#### [Exercise data]
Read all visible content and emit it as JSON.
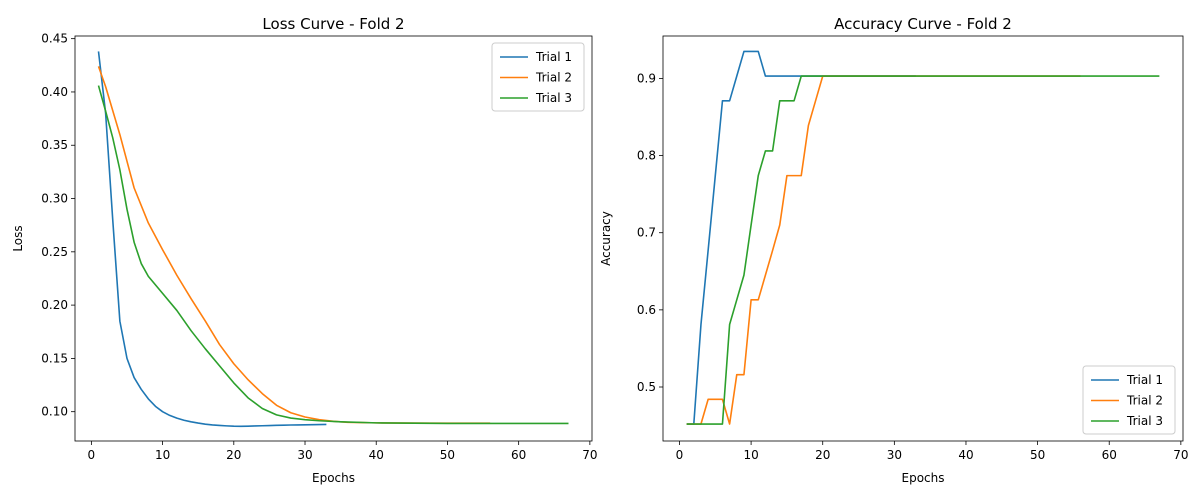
{
  "chart_data": [
    {
      "type": "line",
      "title": "Loss Curve - Fold 2",
      "xlabel": "Epochs",
      "ylabel": "Loss",
      "xlim": [
        -2.3,
        70.3
      ],
      "ylim": [
        0.0725,
        0.4525
      ],
      "xticks": [
        0,
        10,
        20,
        30,
        40,
        50,
        60,
        70
      ],
      "yticks": [
        0.1,
        0.15,
        0.2,
        0.25,
        0.3,
        0.35,
        0.4,
        0.45
      ],
      "ytick_labels": [
        "0.10",
        "0.15",
        "0.20",
        "0.25",
        "0.30",
        "0.35",
        "0.40",
        "0.45"
      ],
      "legend_position": "upper right",
      "grid": false,
      "series": [
        {
          "name": "Trial 1",
          "color": "#1f77b4",
          "x": [
            1,
            2,
            3,
            4,
            5,
            6,
            7,
            8,
            9,
            10,
            11,
            12,
            13,
            14,
            15,
            16,
            17,
            18,
            19,
            20,
            21,
            22,
            23,
            24,
            25,
            26,
            27,
            28,
            29,
            30,
            31,
            32,
            33
          ],
          "y": [
            0.438,
            0.38,
            0.28,
            0.185,
            0.15,
            0.132,
            0.121,
            0.112,
            0.105,
            0.1,
            0.0965,
            0.094,
            0.092,
            0.0905,
            0.0893,
            0.0883,
            0.0876,
            0.0871,
            0.0867,
            0.0864,
            0.0863,
            0.0864,
            0.0866,
            0.0868,
            0.087,
            0.0872,
            0.0873,
            0.0875,
            0.0876,
            0.0877,
            0.0878,
            0.0879,
            0.088
          ]
        },
        {
          "name": "Trial 2",
          "color": "#ff7f0e",
          "x": [
            1,
            2,
            4,
            6,
            8,
            10,
            12,
            14,
            16,
            18,
            20,
            22,
            24,
            26,
            28,
            30,
            32,
            34,
            36,
            40,
            45,
            50,
            56
          ],
          "y": [
            0.424,
            0.405,
            0.36,
            0.31,
            0.277,
            0.252,
            0.228,
            0.206,
            0.185,
            0.163,
            0.145,
            0.13,
            0.117,
            0.106,
            0.099,
            0.095,
            0.0925,
            0.091,
            0.09,
            0.0895,
            0.0893,
            0.0892,
            0.0892
          ]
        },
        {
          "name": "Trial 3",
          "color": "#2ca02c",
          "x": [
            1,
            2,
            3,
            4,
            5,
            6,
            7,
            8,
            10,
            12,
            14,
            16,
            18,
            20,
            22,
            24,
            26,
            28,
            30,
            32,
            35,
            40,
            50,
            60,
            67
          ],
          "y": [
            0.406,
            0.382,
            0.357,
            0.327,
            0.29,
            0.259,
            0.239,
            0.227,
            0.211,
            0.195,
            0.176,
            0.159,
            0.143,
            0.127,
            0.113,
            0.103,
            0.097,
            0.094,
            0.0925,
            0.0915,
            0.0905,
            0.0895,
            0.089,
            0.089,
            0.089
          ]
        }
      ]
    },
    {
      "type": "line",
      "title": "Accuracy Curve - Fold 2",
      "xlabel": "Epochs",
      "ylabel": "Accuracy",
      "xlim": [
        -2.3,
        70.3
      ],
      "ylim": [
        0.43,
        0.955
      ],
      "xticks": [
        0,
        10,
        20,
        30,
        40,
        50,
        60,
        70
      ],
      "yticks": [
        0.5,
        0.6,
        0.7,
        0.8,
        0.9
      ],
      "ytick_labels": [
        "0.5",
        "0.6",
        "0.7",
        "0.8",
        "0.9"
      ],
      "legend_position": "lower right",
      "grid": false,
      "series": [
        {
          "name": "Trial 1",
          "color": "#1f77b4",
          "x": [
            1,
            2,
            3,
            4,
            5,
            6,
            7,
            8,
            9,
            10,
            11,
            12,
            13,
            14,
            15,
            16,
            17,
            18,
            19,
            20,
            25,
            30,
            33
          ],
          "y": [
            0.452,
            0.452,
            0.581,
            0.677,
            0.774,
            0.871,
            0.871,
            0.903,
            0.935,
            0.935,
            0.935,
            0.903,
            0.903,
            0.903,
            0.903,
            0.903,
            0.903,
            0.903,
            0.903,
            0.903,
            0.903,
            0.903,
            0.903
          ]
        },
        {
          "name": "Trial 2",
          "color": "#ff7f0e",
          "x": [
            1,
            2,
            3,
            4,
            5,
            6,
            7,
            8,
            9,
            10,
            11,
            12,
            13,
            14,
            15,
            16,
            17,
            18,
            19,
            20,
            25,
            30,
            40,
            50,
            56
          ],
          "y": [
            0.452,
            0.452,
            0.452,
            0.484,
            0.484,
            0.484,
            0.452,
            0.516,
            0.516,
            0.613,
            0.613,
            0.645,
            0.677,
            0.71,
            0.774,
            0.774,
            0.774,
            0.839,
            0.871,
            0.903,
            0.903,
            0.903,
            0.903,
            0.903,
            0.903
          ]
        },
        {
          "name": "Trial 3",
          "color": "#2ca02c",
          "x": [
            1,
            2,
            3,
            4,
            5,
            6,
            7,
            8,
            9,
            10,
            11,
            12,
            13,
            14,
            15,
            16,
            17,
            18,
            20,
            30,
            40,
            50,
            60,
            67
          ],
          "y": [
            0.452,
            0.452,
            0.452,
            0.452,
            0.452,
            0.452,
            0.581,
            0.613,
            0.645,
            0.71,
            0.774,
            0.806,
            0.806,
            0.871,
            0.871,
            0.871,
            0.903,
            0.903,
            0.903,
            0.903,
            0.903,
            0.903,
            0.903,
            0.903
          ]
        }
      ]
    }
  ]
}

#### [Problem requirements]
Repeat the data exactly, dropping every picture it holds.

#### [Final answer]
Read all visible content and emit it as JSON.
{
  "chart_data": [
    {
      "type": "line",
      "title": "Loss Curve - Fold 2",
      "xlabel": "Epochs",
      "ylabel": "Loss",
      "xlim": [
        -2.3,
        70.3
      ],
      "ylim": [
        0.0725,
        0.4525
      ],
      "xticks": [
        0,
        10,
        20,
        30,
        40,
        50,
        60,
        70
      ],
      "yticks": [
        0.1,
        0.15,
        0.2,
        0.25,
        0.3,
        0.35,
        0.4,
        0.45
      ],
      "ytick_labels": [
        "0.10",
        "0.15",
        "0.20",
        "0.25",
        "0.30",
        "0.35",
        "0.40",
        "0.45"
      ],
      "legend_position": "upper right",
      "grid": false,
      "series": [
        {
          "name": "Trial 1",
          "color": "#1f77b4",
          "x": [
            1,
            2,
            3,
            4,
            5,
            6,
            7,
            8,
            9,
            10,
            11,
            12,
            13,
            14,
            15,
            16,
            17,
            18,
            19,
            20,
            21,
            22,
            23,
            24,
            25,
            26,
            27,
            28,
            29,
            30,
            31,
            32,
            33
          ],
          "y": [
            0.438,
            0.38,
            0.28,
            0.185,
            0.15,
            0.132,
            0.121,
            0.112,
            0.105,
            0.1,
            0.0965,
            0.094,
            0.092,
            0.0905,
            0.0893,
            0.0883,
            0.0876,
            0.0871,
            0.0867,
            0.0864,
            0.0863,
            0.0864,
            0.0866,
            0.0868,
            0.087,
            0.0872,
            0.0873,
            0.0875,
            0.0876,
            0.0877,
            0.0878,
            0.0879,
            0.088
          ]
        },
        {
          "name": "Trial 2",
          "color": "#ff7f0e",
          "x": [
            1,
            2,
            4,
            6,
            8,
            10,
            12,
            14,
            16,
            18,
            20,
            22,
            24,
            26,
            28,
            30,
            32,
            34,
            36,
            40,
            45,
            50,
            56
          ],
          "y": [
            0.424,
            0.405,
            0.36,
            0.31,
            0.277,
            0.252,
            0.228,
            0.206,
            0.185,
            0.163,
            0.145,
            0.13,
            0.117,
            0.106,
            0.099,
            0.095,
            0.0925,
            0.091,
            0.09,
            0.0895,
            0.0893,
            0.0892,
            0.0892
          ]
        },
        {
          "name": "Trial 3",
          "color": "#2ca02c",
          "x": [
            1,
            2,
            3,
            4,
            5,
            6,
            7,
            8,
            10,
            12,
            14,
            16,
            18,
            20,
            22,
            24,
            26,
            28,
            30,
            32,
            35,
            40,
            50,
            60,
            67
          ],
          "y": [
            0.406,
            0.382,
            0.357,
            0.327,
            0.29,
            0.259,
            0.239,
            0.227,
            0.211,
            0.195,
            0.176,
            0.159,
            0.143,
            0.127,
            0.113,
            0.103,
            0.097,
            0.094,
            0.0925,
            0.0915,
            0.0905,
            0.0895,
            0.089,
            0.089,
            0.089
          ]
        }
      ]
    },
    {
      "type": "line",
      "title": "Accuracy Curve - Fold 2",
      "xlabel": "Epochs",
      "ylabel": "Accuracy",
      "xlim": [
        -2.3,
        70.3
      ],
      "ylim": [
        0.43,
        0.955
      ],
      "xticks": [
        0,
        10,
        20,
        30,
        40,
        50,
        60,
        70
      ],
      "yticks": [
        0.5,
        0.6,
        0.7,
        0.8,
        0.9
      ],
      "ytick_labels": [
        "0.5",
        "0.6",
        "0.7",
        "0.8",
        "0.9"
      ],
      "legend_position": "lower right",
      "grid": false,
      "series": [
        {
          "name": "Trial 1",
          "color": "#1f77b4",
          "x": [
            1,
            2,
            3,
            4,
            5,
            6,
            7,
            8,
            9,
            10,
            11,
            12,
            13,
            14,
            15,
            16,
            17,
            18,
            19,
            20,
            25,
            30,
            33
          ],
          "y": [
            0.452,
            0.452,
            0.581,
            0.677,
            0.774,
            0.871,
            0.871,
            0.903,
            0.935,
            0.935,
            0.935,
            0.903,
            0.903,
            0.903,
            0.903,
            0.903,
            0.903,
            0.903,
            0.903,
            0.903,
            0.903,
            0.903,
            0.903
          ]
        },
        {
          "name": "Trial 2",
          "color": "#ff7f0e",
          "x": [
            1,
            2,
            3,
            4,
            5,
            6,
            7,
            8,
            9,
            10,
            11,
            12,
            13,
            14,
            15,
            16,
            17,
            18,
            19,
            20,
            25,
            30,
            40,
            50,
            56
          ],
          "y": [
            0.452,
            0.452,
            0.452,
            0.484,
            0.484,
            0.484,
            0.452,
            0.516,
            0.516,
            0.613,
            0.613,
            0.645,
            0.677,
            0.71,
            0.774,
            0.774,
            0.774,
            0.839,
            0.871,
            0.903,
            0.903,
            0.903,
            0.903,
            0.903,
            0.903
          ]
        },
        {
          "name": "Trial 3",
          "color": "#2ca02c",
          "x": [
            1,
            2,
            3,
            4,
            5,
            6,
            7,
            8,
            9,
            10,
            11,
            12,
            13,
            14,
            15,
            16,
            17,
            18,
            20,
            30,
            40,
            50,
            60,
            67
          ],
          "y": [
            0.452,
            0.452,
            0.452,
            0.452,
            0.452,
            0.452,
            0.581,
            0.613,
            0.645,
            0.71,
            0.774,
            0.806,
            0.806,
            0.871,
            0.871,
            0.871,
            0.903,
            0.903,
            0.903,
            0.903,
            0.903,
            0.903,
            0.903,
            0.903
          ]
        }
      ]
    }
  ]
}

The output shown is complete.